## TASK STATEMENT
State only the count of lines in the listing below that hold "encore".

==== DATASET RECORDS ====

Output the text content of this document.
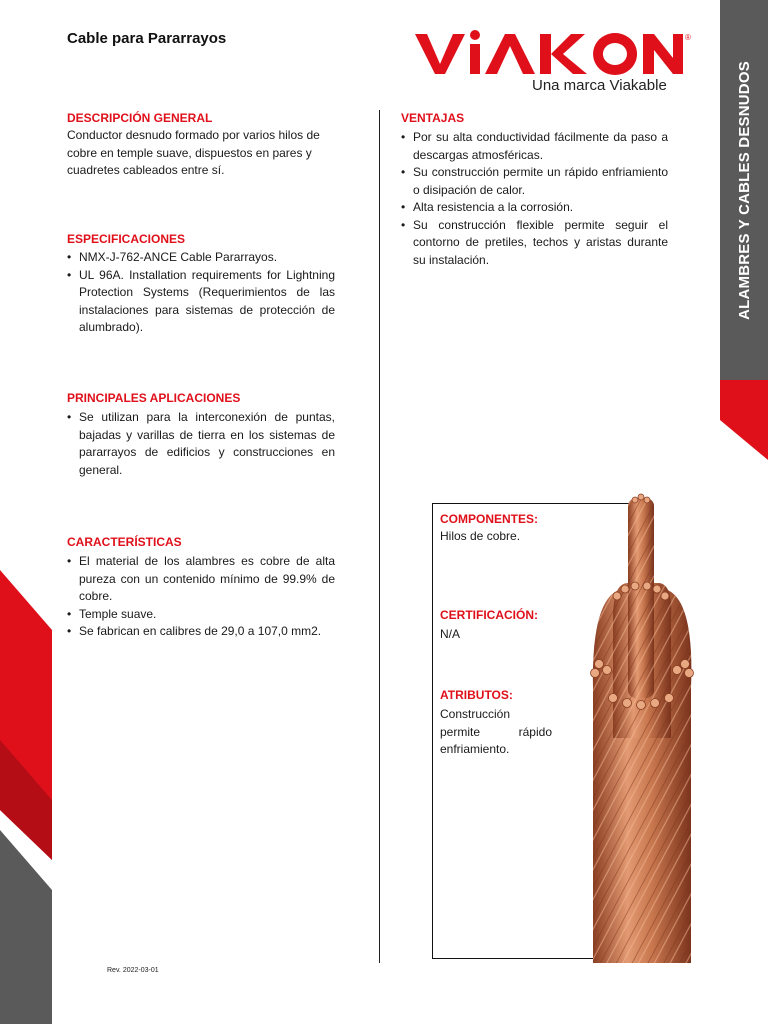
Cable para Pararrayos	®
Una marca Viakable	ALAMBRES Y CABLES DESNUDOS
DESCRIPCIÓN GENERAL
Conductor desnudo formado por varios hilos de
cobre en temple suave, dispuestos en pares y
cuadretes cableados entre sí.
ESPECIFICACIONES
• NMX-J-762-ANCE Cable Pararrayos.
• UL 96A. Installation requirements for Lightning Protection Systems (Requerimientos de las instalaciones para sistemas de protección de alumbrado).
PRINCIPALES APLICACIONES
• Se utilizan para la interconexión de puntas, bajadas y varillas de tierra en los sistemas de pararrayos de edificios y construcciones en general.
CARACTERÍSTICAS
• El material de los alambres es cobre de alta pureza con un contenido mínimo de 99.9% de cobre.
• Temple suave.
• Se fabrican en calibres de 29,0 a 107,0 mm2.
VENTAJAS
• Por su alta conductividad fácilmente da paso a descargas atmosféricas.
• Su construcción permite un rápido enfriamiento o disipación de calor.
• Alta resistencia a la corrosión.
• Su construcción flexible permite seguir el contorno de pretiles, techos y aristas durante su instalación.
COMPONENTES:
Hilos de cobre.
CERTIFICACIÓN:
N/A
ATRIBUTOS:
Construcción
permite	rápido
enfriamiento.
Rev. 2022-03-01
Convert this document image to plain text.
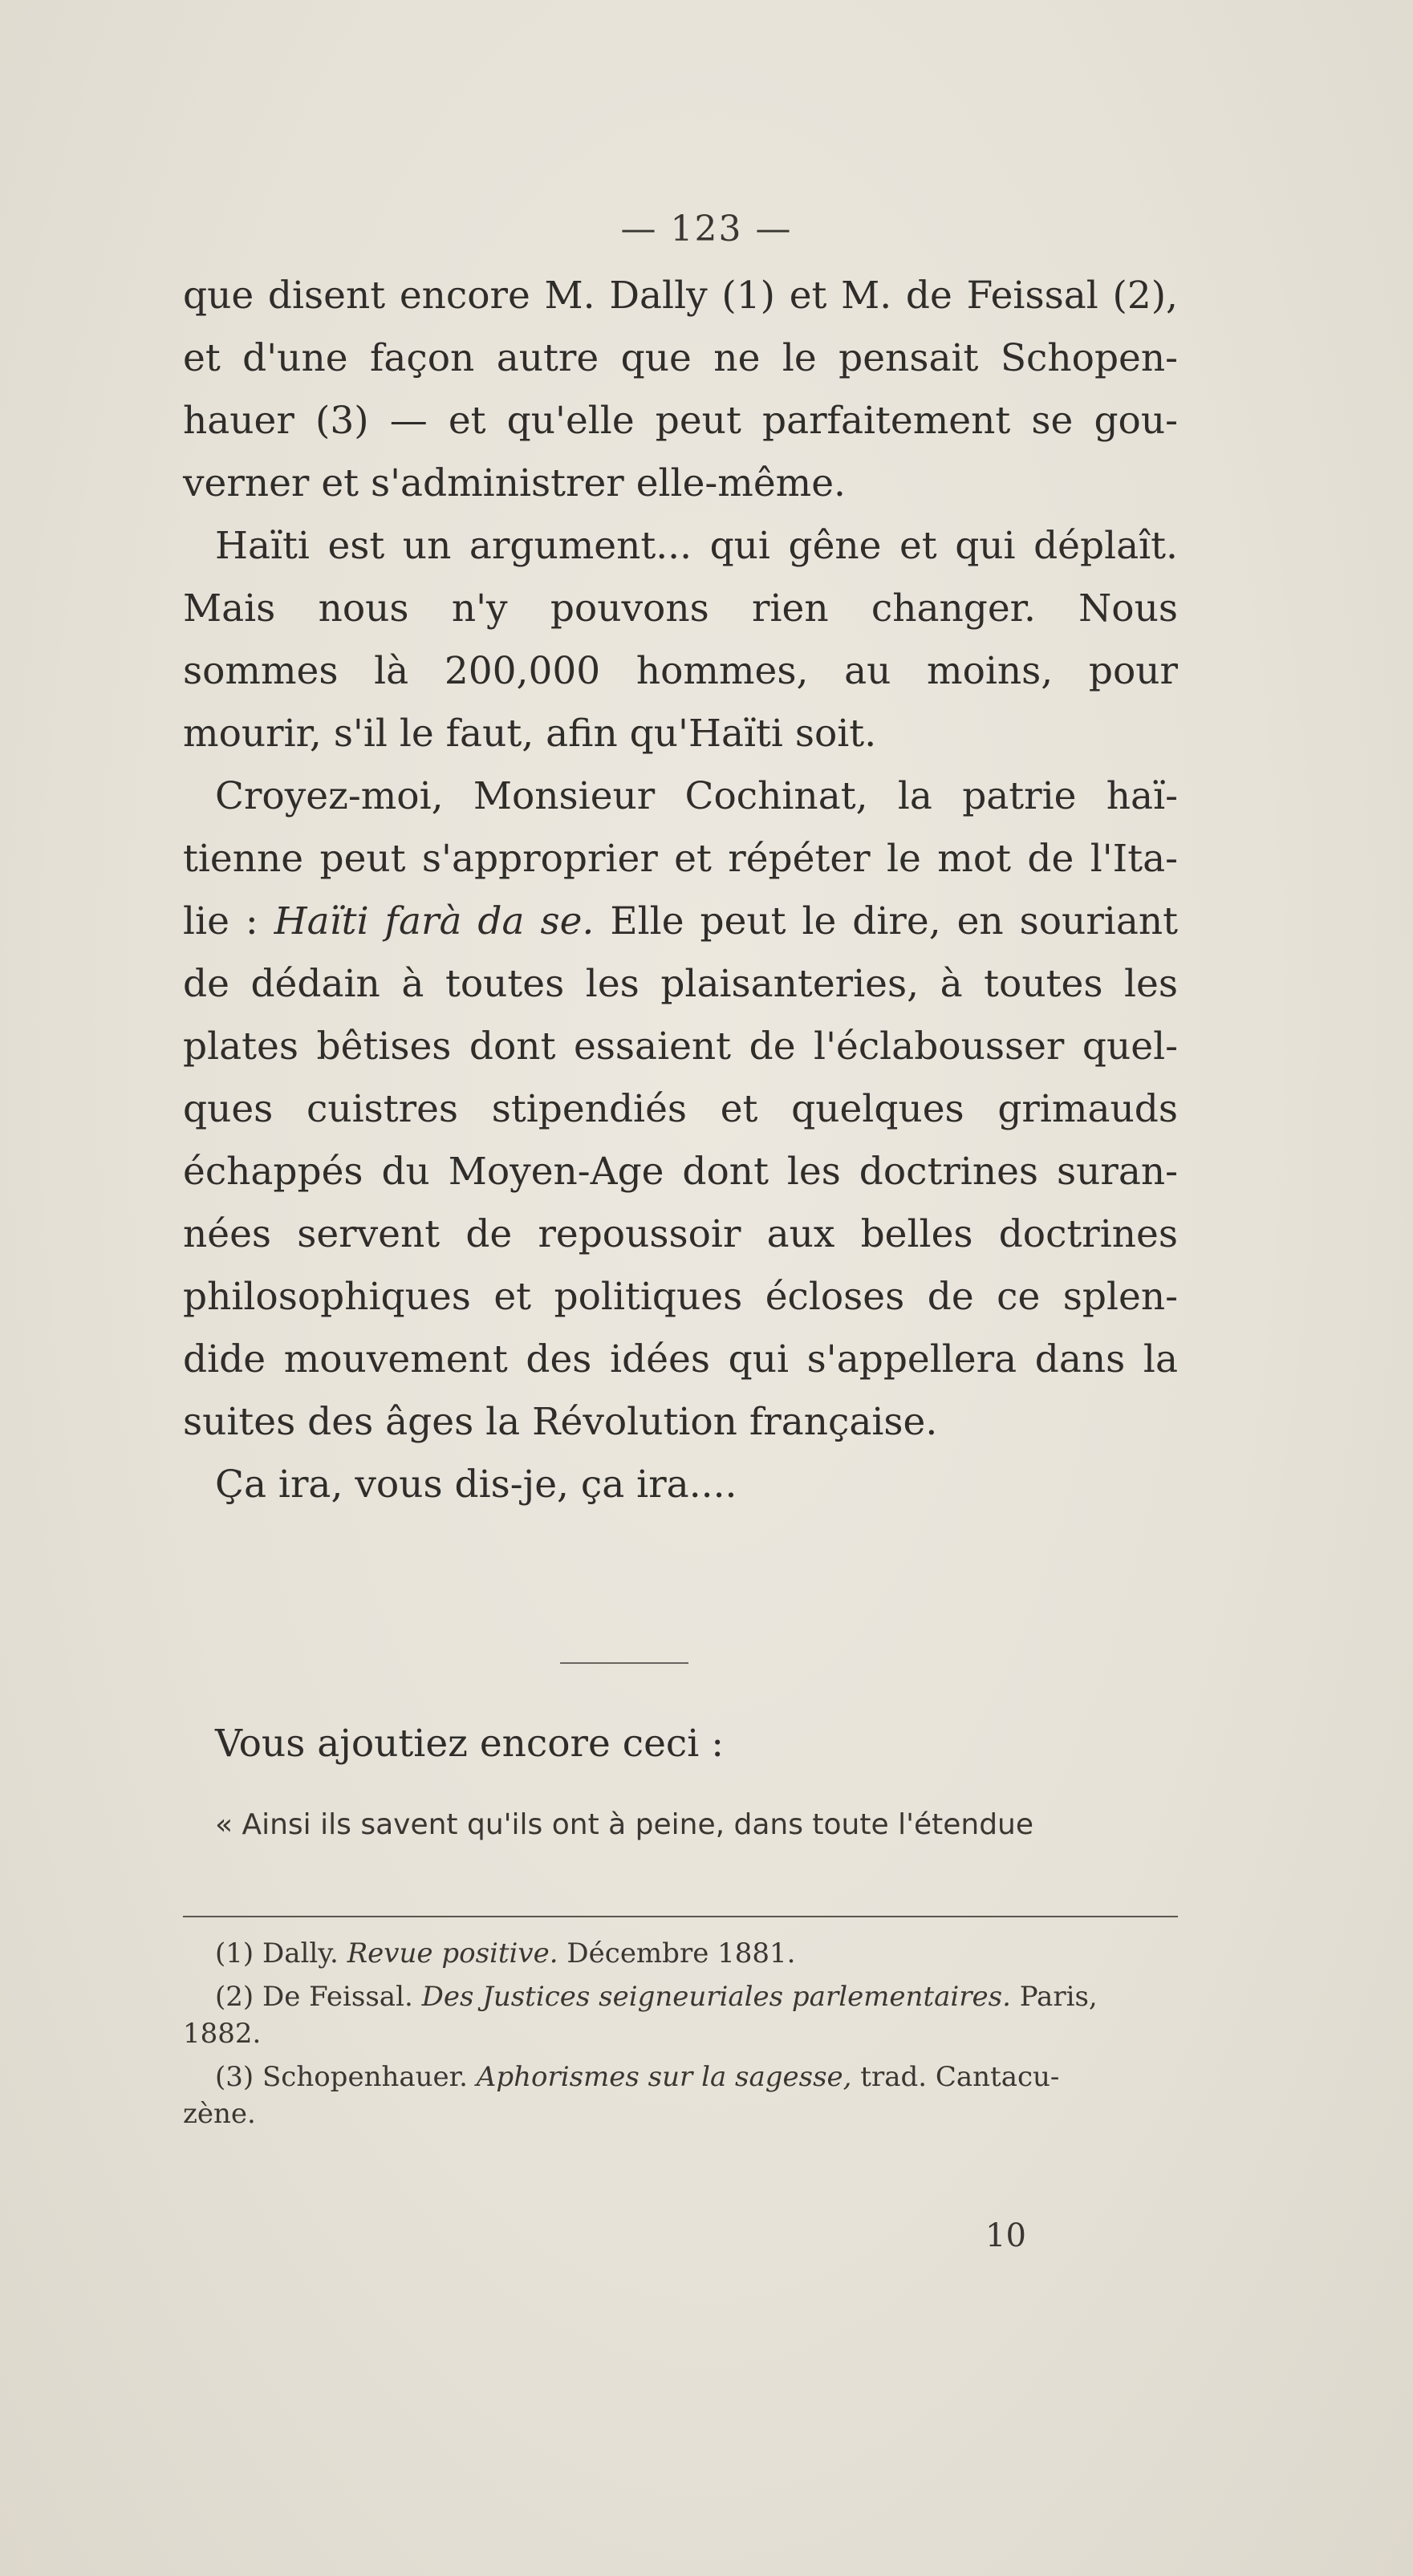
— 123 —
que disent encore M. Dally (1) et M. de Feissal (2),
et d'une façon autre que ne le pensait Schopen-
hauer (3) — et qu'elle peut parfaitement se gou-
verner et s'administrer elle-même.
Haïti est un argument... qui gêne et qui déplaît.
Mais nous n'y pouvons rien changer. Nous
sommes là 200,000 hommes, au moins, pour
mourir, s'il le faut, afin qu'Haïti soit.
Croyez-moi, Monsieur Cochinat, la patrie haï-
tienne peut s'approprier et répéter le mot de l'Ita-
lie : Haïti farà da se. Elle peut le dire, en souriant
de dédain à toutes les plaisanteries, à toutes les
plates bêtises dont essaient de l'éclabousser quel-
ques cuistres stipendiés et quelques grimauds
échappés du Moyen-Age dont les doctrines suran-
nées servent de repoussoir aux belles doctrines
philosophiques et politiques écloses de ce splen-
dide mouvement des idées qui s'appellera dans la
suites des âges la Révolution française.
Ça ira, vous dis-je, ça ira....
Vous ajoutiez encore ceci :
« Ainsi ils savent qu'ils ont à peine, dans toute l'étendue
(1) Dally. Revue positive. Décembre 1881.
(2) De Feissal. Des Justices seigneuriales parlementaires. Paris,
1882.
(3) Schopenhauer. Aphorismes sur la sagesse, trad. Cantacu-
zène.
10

====

## SOLUTION FOR THIS EXERCISE
2